- Exercise directions -
Gather up every line from the entries below that uses the word "this".

- Stored dataset items -

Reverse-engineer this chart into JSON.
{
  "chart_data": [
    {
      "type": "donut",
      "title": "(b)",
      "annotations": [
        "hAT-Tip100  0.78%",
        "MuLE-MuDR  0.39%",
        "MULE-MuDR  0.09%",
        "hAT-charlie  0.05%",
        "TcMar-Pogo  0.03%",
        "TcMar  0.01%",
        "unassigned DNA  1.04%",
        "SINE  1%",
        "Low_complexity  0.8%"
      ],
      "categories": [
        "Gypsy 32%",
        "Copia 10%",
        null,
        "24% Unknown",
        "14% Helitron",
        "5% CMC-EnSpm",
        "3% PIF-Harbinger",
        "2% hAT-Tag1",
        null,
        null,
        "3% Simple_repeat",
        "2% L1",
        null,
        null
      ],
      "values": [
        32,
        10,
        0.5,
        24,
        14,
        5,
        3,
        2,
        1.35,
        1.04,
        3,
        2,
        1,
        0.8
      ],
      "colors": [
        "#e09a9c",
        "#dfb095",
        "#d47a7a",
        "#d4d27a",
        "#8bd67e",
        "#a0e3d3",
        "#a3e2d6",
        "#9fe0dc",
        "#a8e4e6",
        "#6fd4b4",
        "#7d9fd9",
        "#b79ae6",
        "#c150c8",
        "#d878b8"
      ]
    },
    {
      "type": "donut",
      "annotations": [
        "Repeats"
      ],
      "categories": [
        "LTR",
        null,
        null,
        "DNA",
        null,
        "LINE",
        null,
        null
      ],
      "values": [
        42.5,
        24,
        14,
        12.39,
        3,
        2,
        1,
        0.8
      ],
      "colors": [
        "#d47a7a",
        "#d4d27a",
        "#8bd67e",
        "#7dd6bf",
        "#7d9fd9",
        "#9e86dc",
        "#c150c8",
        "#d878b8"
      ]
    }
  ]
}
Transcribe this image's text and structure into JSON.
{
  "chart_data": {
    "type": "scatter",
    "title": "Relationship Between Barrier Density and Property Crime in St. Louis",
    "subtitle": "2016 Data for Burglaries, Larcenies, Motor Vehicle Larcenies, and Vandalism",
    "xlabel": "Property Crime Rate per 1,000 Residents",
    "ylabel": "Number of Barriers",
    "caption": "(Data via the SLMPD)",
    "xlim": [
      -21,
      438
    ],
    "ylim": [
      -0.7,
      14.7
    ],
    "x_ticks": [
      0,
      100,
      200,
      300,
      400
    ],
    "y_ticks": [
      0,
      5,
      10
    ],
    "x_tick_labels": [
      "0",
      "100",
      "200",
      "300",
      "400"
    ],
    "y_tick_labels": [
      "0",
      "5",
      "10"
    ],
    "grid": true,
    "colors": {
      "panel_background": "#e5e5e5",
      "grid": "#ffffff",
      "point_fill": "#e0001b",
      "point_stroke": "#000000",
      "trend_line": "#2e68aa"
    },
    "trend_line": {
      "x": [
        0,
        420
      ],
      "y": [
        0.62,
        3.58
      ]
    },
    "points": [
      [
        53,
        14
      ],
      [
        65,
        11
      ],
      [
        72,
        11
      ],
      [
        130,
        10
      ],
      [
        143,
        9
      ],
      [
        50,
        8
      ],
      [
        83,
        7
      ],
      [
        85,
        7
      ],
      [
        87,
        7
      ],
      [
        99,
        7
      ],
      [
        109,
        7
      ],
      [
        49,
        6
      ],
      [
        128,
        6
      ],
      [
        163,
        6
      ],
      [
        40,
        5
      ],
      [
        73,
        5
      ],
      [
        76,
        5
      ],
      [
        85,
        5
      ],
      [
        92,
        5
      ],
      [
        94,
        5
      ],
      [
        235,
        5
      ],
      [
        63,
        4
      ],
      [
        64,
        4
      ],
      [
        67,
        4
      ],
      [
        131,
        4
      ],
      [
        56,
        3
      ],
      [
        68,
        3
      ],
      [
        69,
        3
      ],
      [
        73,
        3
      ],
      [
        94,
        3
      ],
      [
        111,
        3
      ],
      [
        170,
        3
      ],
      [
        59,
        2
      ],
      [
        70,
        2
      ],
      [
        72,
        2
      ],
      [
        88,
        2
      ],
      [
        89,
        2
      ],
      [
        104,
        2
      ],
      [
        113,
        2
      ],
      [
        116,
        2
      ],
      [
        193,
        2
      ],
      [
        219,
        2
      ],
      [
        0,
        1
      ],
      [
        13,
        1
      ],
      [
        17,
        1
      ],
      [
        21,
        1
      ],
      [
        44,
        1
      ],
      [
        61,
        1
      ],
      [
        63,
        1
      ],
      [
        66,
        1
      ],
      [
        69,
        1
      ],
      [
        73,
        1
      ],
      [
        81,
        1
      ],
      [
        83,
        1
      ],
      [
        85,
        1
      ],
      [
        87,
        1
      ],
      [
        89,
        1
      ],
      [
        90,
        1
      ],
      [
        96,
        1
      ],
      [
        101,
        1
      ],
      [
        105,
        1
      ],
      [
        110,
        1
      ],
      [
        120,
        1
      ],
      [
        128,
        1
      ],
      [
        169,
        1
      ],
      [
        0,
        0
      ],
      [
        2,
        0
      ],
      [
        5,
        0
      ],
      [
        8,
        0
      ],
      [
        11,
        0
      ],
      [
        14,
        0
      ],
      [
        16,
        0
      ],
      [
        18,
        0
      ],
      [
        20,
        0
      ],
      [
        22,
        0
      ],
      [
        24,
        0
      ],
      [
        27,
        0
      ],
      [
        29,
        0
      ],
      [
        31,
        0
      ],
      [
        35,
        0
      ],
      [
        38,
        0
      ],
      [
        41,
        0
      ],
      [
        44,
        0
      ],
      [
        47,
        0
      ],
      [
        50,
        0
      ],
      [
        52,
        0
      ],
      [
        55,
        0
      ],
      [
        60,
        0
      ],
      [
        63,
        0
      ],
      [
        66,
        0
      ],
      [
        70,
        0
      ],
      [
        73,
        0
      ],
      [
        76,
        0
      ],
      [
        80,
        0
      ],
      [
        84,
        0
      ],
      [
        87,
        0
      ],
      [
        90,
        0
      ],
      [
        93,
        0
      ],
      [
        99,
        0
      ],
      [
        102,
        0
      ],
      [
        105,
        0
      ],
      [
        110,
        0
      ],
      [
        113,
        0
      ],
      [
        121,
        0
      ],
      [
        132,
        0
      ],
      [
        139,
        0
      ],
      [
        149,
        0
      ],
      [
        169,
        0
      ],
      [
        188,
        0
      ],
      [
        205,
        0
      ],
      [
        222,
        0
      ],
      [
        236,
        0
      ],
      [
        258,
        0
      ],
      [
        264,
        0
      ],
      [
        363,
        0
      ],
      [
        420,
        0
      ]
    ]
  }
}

- Answer -
Reverse-engineer this chart into JSON.
Transcribe this image's text and structure into JSON.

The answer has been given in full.